_Text provided_
-- Opening Marker --
Good Pikin for House, Bad Pikin for School

For the record, Pikin means “Child.”  Straight from the Nigerian Pidgin English dictionary … if such a thing exists.


You know it is possible for a child from a good background, with “proper home training” like we say, to stray.  And the place where the child manifests that waywardness is in school.

Of course, when a child misbehaves (and it doesn’t even matter whether it’s a child in primary or secondary school), everybody automatically starts pointing fingers.  If a young adult is misbehaving at the university level, then s/he is an “agbaya.”*  There’s no other word for it because we assume that at that level you’re mature enough to tell right from wrong and make the right choices. 

But for primary and secondary school students (yes, I left out the nursery school students because at that age, they are expected to be naughty), when the finger pointing starts, the blame ultimately falls on the parents.  Yes, peer pressure might be a factor, but parents are still held responsible for their children’s actions.  That’s just the way it works.  Transferring the blame to the teachers makes no sense.
-- Closing Marker --
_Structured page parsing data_
-- Opening Marker --
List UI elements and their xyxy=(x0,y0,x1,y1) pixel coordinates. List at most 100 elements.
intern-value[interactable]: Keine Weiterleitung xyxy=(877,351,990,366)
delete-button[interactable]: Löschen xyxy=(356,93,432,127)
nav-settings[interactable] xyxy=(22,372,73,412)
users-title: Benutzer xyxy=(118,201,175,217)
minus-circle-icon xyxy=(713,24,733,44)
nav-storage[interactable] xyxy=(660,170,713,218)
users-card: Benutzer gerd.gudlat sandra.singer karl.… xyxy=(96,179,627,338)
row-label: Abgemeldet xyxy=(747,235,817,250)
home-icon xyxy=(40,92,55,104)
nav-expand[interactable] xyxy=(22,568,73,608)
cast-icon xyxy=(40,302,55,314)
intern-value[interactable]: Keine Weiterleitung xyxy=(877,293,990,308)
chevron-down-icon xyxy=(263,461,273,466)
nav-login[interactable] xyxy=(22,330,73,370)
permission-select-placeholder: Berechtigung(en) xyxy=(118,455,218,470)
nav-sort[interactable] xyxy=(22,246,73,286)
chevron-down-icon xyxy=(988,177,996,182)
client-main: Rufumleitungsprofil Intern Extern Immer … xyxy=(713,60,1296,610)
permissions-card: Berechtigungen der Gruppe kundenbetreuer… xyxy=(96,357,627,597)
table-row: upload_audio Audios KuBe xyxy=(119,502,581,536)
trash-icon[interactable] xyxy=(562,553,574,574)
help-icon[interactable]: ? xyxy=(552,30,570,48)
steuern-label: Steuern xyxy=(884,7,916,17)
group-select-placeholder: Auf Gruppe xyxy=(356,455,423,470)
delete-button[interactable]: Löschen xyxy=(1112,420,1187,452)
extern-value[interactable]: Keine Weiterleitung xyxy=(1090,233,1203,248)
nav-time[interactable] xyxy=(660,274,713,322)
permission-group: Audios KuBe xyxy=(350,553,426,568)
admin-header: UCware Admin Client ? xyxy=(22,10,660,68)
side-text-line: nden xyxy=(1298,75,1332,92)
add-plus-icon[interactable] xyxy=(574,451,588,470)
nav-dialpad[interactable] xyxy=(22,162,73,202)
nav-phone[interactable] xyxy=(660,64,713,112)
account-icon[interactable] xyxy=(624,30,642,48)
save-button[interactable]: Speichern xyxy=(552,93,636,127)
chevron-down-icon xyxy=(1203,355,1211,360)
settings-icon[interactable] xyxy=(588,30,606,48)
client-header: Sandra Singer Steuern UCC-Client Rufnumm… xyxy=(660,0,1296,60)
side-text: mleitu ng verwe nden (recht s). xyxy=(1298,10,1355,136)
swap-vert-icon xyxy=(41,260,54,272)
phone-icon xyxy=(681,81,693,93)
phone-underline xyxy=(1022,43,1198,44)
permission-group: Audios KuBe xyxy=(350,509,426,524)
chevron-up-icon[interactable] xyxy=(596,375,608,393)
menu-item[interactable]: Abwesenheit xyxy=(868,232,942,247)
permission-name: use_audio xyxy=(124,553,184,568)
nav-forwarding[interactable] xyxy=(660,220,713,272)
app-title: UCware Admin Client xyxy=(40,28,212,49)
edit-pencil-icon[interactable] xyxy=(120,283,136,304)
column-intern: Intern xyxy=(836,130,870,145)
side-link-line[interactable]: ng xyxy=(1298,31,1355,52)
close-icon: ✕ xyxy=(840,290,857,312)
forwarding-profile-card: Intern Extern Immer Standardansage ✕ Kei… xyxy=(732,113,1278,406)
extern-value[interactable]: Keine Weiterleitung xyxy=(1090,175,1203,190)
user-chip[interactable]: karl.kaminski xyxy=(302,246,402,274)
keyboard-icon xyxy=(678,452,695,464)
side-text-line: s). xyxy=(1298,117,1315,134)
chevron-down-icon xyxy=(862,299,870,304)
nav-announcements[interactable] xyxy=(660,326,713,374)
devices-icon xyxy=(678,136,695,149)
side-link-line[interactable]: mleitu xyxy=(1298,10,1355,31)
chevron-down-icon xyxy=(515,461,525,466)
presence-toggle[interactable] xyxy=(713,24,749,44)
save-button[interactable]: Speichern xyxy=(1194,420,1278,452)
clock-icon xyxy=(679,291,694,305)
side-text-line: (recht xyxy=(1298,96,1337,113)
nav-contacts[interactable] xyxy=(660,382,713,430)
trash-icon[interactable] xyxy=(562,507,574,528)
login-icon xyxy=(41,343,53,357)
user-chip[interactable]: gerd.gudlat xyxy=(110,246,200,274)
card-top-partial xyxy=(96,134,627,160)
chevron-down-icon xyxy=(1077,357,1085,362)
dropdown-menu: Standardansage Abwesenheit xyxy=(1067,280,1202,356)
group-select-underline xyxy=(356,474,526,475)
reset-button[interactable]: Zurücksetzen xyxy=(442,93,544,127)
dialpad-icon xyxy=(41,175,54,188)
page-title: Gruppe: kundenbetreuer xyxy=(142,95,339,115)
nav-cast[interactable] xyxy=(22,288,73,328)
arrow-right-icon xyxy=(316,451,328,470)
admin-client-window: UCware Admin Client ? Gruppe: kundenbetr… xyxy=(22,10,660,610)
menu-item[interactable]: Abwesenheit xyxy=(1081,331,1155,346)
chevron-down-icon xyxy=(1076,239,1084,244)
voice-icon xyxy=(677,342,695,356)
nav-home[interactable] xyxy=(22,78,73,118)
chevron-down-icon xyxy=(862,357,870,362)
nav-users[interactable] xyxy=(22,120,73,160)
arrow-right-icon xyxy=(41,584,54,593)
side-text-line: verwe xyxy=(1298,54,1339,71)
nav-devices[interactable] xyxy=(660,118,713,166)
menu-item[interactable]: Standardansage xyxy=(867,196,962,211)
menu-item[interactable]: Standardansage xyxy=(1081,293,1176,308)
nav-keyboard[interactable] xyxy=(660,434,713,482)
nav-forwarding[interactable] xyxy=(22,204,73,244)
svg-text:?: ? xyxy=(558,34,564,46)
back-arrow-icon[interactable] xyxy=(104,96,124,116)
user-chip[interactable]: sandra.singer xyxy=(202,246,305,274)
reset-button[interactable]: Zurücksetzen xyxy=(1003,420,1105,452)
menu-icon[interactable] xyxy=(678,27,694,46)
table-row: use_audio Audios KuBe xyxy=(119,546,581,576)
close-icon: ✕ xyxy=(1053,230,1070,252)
-- Closing Marker --
_Instructions_
- A) Name every level of schooling that the piece on misbehaving children mentions.
- B) Answer these questions from the piece on misbehaving children:
(i) What does "Pikin" mean?
(ii) What word describes a young adult who misbehaves at the university level?
(iii) When primary and secondary school students misbehave, on whom does the blame ultimately fall?

_Responses_
- A) Nursery school, primary school, secondary school, university

- B)
(i) Child
(ii) "Agbaya"
(iii) The parents